● Цитируемый текст
===
Событием, сыгравшим решающую роль в таком пересмотре, несомненно, был процесс Адольфа Эйхмана в Иерусалиме в 1961 году. Он стал персонифицированной и единичной репрезентацией истребления евреев нацистами, принесенной в настоящее из отвлеченных туманностей исторического времени, репрезентацией, которую призвали к ответу, после того как Эйхман был пойман службами безопасности Израиля в ходе дерзкой неузаконенной миссии, совсем как в шпионском романе или научной фантастике. Процесс исключительно широко освещался прессой в Соединенных Штатах Америки. Тем летом Гэллап провел серию подробных интервью с пятьюстами произвольно отобранными жителями города Окленда в Калифорнии и обнаружил, что восемьдесят четыре процента опрошенных удовлетворяют минимальным критериям информированности об этом географически отдаленном событии, что было поразительной цифрой, учитывая безразличие американцев к внешним делам (Lipstadt, 1996: 212, п. 54). В следующем году об Эйхмане и его процессе было опубликовано по меньшей мере семь книг (196).
Процесс, являвшийся первой юридической очной ставкой с Холокостом после Нюрнберга, был срежиссирован Израилем не для того, чтобы уйти от первоначальных событий, обобщив их, а для того, чтобы вернуться к ним. По выражению премьер-министра Давида Бен-Гуриона, процесс должен был дать «поколениям, которые родились и получили образование в Израиле после Холокоста... возможность ознакомиться с подробностями этой трагедии, о которой они так мало знают»
===
● Условия заданий
1) Пожалуйста, перепишите из записей строки без изменений: начните со строки, где есть "paragraph[interactable]: Sometimes September", и остановитесь после строки, где есть "date-time-button[interactable]: Kuupäev ja".
2) Продолжите текст о процессе Эйхмана, начав сразу после его последнего предложения.
===
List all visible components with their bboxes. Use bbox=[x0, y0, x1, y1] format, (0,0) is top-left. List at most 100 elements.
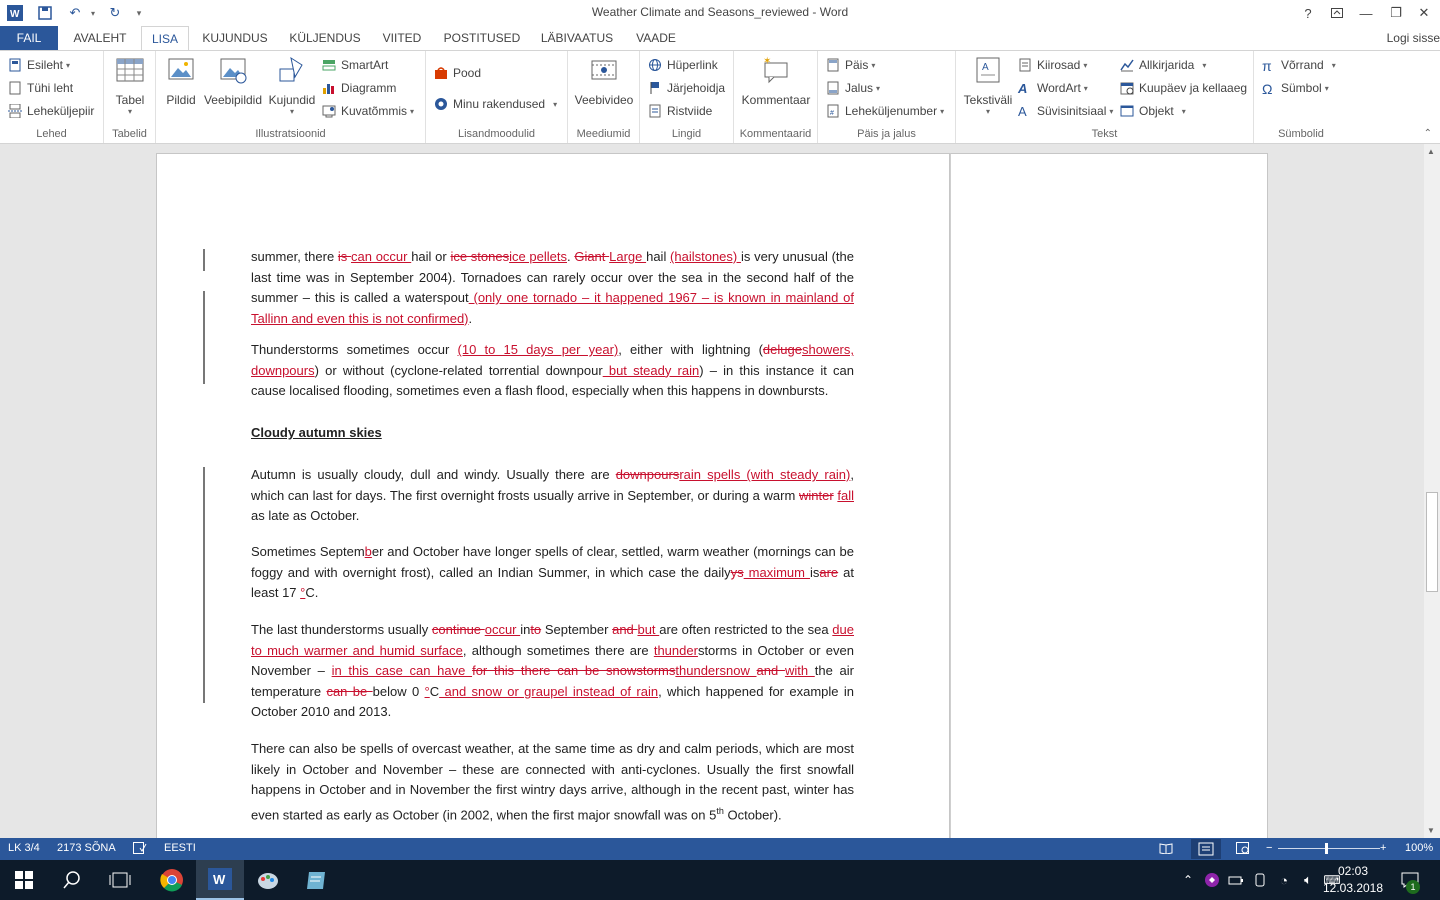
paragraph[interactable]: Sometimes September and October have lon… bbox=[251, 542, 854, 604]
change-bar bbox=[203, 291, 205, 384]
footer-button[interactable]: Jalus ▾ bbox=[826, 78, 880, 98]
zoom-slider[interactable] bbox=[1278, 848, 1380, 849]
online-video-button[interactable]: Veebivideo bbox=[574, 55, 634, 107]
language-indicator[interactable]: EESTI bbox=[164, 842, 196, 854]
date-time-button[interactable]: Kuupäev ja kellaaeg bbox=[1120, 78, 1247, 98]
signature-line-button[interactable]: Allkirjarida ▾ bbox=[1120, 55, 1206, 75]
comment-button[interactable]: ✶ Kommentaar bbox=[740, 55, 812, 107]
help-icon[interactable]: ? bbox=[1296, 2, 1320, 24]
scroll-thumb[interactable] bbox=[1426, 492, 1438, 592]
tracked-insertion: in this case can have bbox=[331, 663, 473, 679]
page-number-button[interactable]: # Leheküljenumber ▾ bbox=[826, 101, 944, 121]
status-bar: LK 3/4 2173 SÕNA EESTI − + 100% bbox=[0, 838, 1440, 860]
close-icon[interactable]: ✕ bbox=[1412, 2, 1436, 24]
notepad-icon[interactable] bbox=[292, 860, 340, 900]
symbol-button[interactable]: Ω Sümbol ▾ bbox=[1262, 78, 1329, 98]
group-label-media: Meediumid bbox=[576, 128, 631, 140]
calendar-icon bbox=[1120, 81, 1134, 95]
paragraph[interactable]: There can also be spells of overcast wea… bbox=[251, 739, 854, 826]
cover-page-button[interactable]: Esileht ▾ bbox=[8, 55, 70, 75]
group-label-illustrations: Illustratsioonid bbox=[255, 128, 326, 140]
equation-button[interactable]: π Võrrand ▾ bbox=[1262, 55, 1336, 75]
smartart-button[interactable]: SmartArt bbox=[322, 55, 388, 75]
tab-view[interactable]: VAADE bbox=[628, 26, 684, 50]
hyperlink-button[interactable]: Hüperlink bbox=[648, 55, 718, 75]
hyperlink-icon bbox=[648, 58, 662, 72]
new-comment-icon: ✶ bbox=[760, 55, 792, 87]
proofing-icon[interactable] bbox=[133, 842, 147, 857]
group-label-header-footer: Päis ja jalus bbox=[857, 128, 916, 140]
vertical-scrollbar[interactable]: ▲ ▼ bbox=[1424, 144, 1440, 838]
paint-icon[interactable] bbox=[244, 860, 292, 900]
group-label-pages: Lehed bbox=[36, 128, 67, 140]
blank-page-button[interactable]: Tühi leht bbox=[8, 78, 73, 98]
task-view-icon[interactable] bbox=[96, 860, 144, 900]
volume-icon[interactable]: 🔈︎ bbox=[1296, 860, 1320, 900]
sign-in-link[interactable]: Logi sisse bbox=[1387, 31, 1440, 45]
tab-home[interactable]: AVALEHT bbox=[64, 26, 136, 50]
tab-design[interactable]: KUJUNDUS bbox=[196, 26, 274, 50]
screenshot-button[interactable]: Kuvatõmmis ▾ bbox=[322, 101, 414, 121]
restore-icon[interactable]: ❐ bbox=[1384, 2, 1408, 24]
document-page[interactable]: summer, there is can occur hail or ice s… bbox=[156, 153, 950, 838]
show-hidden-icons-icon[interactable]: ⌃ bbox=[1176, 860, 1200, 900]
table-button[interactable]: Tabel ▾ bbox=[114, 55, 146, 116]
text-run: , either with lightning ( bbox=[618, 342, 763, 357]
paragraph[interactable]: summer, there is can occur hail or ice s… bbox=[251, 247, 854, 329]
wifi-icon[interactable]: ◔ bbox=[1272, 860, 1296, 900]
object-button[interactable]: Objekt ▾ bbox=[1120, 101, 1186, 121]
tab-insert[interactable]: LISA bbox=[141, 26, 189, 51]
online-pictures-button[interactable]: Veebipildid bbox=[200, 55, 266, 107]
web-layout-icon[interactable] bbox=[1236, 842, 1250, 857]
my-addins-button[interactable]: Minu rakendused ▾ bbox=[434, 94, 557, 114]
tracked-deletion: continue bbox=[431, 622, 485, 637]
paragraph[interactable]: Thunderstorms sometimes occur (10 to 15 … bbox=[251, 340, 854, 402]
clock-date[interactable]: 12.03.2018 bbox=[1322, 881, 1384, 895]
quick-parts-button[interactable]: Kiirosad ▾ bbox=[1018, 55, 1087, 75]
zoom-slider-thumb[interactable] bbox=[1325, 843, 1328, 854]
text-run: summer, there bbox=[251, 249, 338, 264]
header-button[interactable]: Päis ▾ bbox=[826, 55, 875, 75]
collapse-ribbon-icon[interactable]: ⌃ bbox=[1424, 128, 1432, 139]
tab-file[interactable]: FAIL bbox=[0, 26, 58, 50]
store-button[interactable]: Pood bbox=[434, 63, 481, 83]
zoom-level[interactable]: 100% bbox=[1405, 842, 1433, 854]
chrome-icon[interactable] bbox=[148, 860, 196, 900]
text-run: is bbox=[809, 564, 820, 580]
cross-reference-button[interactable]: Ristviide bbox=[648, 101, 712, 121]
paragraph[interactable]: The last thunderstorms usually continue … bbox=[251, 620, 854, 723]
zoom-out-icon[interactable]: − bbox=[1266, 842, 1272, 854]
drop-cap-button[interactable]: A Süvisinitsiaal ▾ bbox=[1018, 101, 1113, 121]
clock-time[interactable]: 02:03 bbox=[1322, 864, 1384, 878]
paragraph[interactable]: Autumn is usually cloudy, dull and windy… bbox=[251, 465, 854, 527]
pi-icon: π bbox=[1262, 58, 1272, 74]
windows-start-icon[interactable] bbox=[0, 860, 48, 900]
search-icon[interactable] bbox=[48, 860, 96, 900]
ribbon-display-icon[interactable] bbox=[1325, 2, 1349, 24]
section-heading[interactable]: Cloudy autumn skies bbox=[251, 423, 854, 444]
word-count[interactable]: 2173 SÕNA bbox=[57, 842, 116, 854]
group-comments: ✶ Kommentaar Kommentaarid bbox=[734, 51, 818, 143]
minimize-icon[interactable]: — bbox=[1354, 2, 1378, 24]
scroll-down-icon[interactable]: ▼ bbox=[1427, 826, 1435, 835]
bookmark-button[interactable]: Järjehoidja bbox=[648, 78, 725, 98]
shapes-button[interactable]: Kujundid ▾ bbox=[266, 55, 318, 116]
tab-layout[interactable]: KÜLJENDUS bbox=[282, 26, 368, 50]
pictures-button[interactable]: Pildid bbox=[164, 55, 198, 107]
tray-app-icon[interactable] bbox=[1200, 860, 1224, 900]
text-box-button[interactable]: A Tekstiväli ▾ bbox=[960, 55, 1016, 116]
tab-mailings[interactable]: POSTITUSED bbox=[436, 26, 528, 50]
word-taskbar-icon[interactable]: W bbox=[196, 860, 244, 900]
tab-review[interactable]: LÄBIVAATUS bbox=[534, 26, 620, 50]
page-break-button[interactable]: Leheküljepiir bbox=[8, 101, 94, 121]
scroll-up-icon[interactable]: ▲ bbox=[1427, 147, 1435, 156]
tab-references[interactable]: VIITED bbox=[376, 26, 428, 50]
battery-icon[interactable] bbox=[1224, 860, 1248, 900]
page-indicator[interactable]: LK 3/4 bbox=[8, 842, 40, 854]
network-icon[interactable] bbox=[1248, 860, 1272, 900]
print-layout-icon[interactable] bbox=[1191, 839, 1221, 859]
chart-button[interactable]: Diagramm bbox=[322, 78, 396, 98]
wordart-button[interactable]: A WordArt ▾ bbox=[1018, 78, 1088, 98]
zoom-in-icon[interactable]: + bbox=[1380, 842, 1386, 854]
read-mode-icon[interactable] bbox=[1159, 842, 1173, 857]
===
● Ответы по заданиям
1)
paragraph[interactable]: Sometimes September and October have lon… bbox=[251, 542, 854, 604]
change-bar bbox=[203, 291, 205, 384]
footer-button[interactable]: Jalus ▾ bbox=[826, 78, 880, 98]
zoom-slider[interactable] bbox=[1278, 848, 1380, 849]
online-video-button[interactable]: Veebivideo bbox=[574, 55, 634, 107]
language-indicator[interactable]: EESTI bbox=[164, 842, 196, 854]
date-time-button[interactable]: Kuupäev ja kellaaeg bbox=[1120, 78, 1247, 98]

2)
(Braun, 1994: 183). Уроки надлежало извлечь из историй определенных мест и определенных народов, Германии, нацистов, Израиля и евреев, и они указывали на них же - говоря словами Бен- Гуриона, на «измерения трагедии, которую пережили наши люди» (Lipstadt, 1996: 213. Курсив мой. - Дж. А.). Однако к тому времени, как процесс Эйхмана завершился, он парадоксальным образом спровоцировал масштабную универсализацию злодеяний нацистов, которая лучше всего передана в крайне противоречивом утверждении Ханны Арендт о том, что этот процесс вынудил людей осознать «банальность зла». Такое описание вины нацистов приобрело большое влияние, несмотря даже на то, что с ним резко и ожесточенно спорили как евреи, так и люди нееврейского происхождения. Ведь в качестве банально злого субъекта Эйхман мог стать «рядовым человеком». Арендт и сама всегда хотела подчеркнуть именно эту мысль. В своих самых ранних реакциях на истребление евреев нацистами она выразила свой ужас и изумление перед абсолютной бесчеловечностью нацистов. Наставник и друг Арендт Карл Ясперс упрекал ее за это, предостерегая против превращения нацистов в «монстров» и «сверхлюдей». Такое превращение, предупреждал Ясперс, просто укрепило бы грандиозные ницшеанские фантазии нацистов, а также сняло бы ответственность со всех остальных[92]. Благодаря исключительному влиянию Арендт стало казаться, что злодеи травмы не так уж и отличаются от прочих[93]. Процесс и его по-

следствия постепенно оформились таким образом, который сузил некогда огромное расстояние между послевоенной демократической аудиторией и злыми нацистами, соединив их, а не изолировав друг от друга. Эта связь между зрителями и злодеями усилила трагическую драматургию травмы.
В это же время на расширение круга «преступников» влияли и другие силы. Самым показательным примером служит эксперимент Стэнли Милграма, доказавший, что обычные, хорошо образованные студенты высших учебных заведений склонны «просто выполнять приказы» начальствующих над ними специалистов, даже до такой степени, где им пришлось бы подвергать серьезной опасности жизнь невинных людей. Такие данные привели к вызывающим глубокий дискомфорт вопросам о «доброй природе» всех человеческих существ и о способности жить при демократическом режиме любого отдельно взятого человеческого общества. Милграм появился на обложке журнала «Тайм», и «эксперимент Милграма» стал частью фольклора шестидесятых годов. Эксперимент обобщил способность к совершению радикального зла, впервые продемонстрированную нацистами, до уровня всего населения Америки и взаимно усиливающим образом взаимодействовал с символической реконструкцией преступников, начатой анализом Арендт Эйхмана. В одном интервью, ко

торое Милграм провел с добровольцем после того, как разъяснил ему истинную сущность эксперимента, этот доброволец заметил: «Как сказала моя жена, “Можешь называть себя Эйхманом”» (цит. по: Novick, 1999:137)[94].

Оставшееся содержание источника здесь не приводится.